>> begin MATERIAL FOR THE TASK
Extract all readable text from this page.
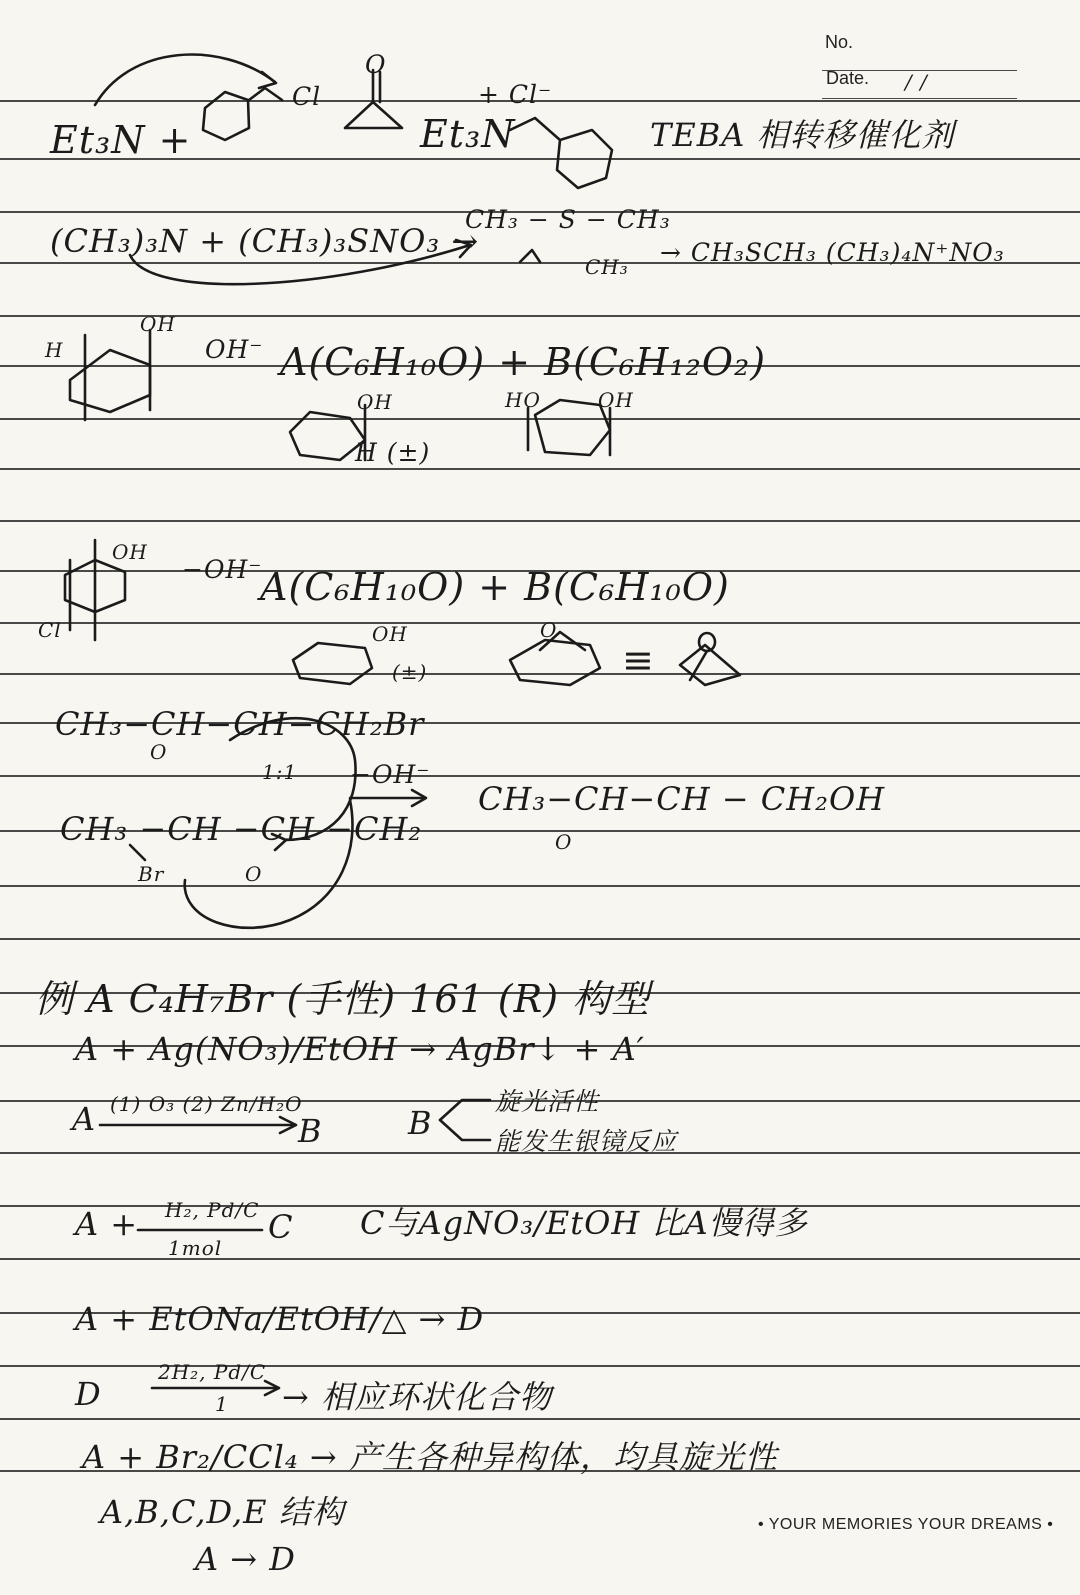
No.
Date. / /
Et₃N +
Cl
O
Et₃N
+ Cl⁻
TEBA 相转移催化剂
(CH₃)₃N + (CH₃)₃SNO₃ →
CH₃ − S − CH₃
CH₃ → CH₃SCH₃ (CH₃)₄N⁺NO₃
H
OH
OH⁻ A(C₆H₁₀O) + B(C₆H₁₂O₂)
OH
H (±)
HO	OH
OH
Cl
−OH⁻
A(C₆H₁₀O) + B(C₆H₁₀O)
OH
(±)
O
≡
CH₃−CH−CH−CH₂Br
O
1:1 −OH⁻
CH₃−CH−CH − CH₂OH
O
CH₃ −CH −CH −CH₂
Br	O
例 A C₄H₇Br (手性) 161 (R) 构型
A + Ag(NO₃)/EtOH → AgBr↓ + A′
A (1) O₃ (2) Zn/H₂O
B	B
旋光活性
能发生银镜反应
A + H₂, Pd/C
1mol
C C与AgNO₃/EtOH 比A慢得多
A + EtONa/EtOH/△ → D
D
2H₂, Pd/C
1 → 相应环状化合物
A + Br₂/CCl₄ → 产生各种异构体，均具旋光性
A,B,C,D,E 结构
A → D
• YOUR MEMORIES YOUR DREAMS •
>> end MATERIAL FOR THE TASK
SET EXERCISE ▸
Your task is to reproduce all of the material exactly. The pictures stay out.

THE OUTPUT ▸
Extract all readable text from this page.
No.
Date. / /
Et₃N +
Cl
O
Et₃N
+ Cl⁻
TEBA 相转移催化剂
(CH₃)₃N + (CH₃)₃SNO₃ →
CH₃ − S − CH₃
CH₃ → CH₃SCH₃ (CH₃)₄N⁺NO₃
H
OH
OH⁻ A(C₆H₁₀O) + B(C₆H₁₂O₂)
OH
H (±)
HO	OH
OH
Cl
−OH⁻
A(C₆H₁₀O) + B(C₆H₁₀O)
OH
(±)
O
≡
CH₃−CH−CH−CH₂Br
O
1:1 −OH⁻
CH₃−CH−CH − CH₂OH
O
CH₃ −CH −CH −CH₂
Br	O
例 A C₄H₇Br (手性) 161 (R) 构型
A + Ag(NO₃)/EtOH → AgBr↓ + A′
A (1) O₃ (2) Zn/H₂O
B	B
旋光活性
能发生银镜反应
A + H₂, Pd/C
1mol
C C与AgNO₃/EtOH 比A慢得多
A + EtONa/EtOH/△ → D
D
2H₂, Pd/C
1 → 相应环状化合物
A + Br₂/CCl₄ → 产生各种异构体，均具旋光性
A,B,C,D,E 结构
A → D
• YOUR MEMORIES YOUR DREAMS •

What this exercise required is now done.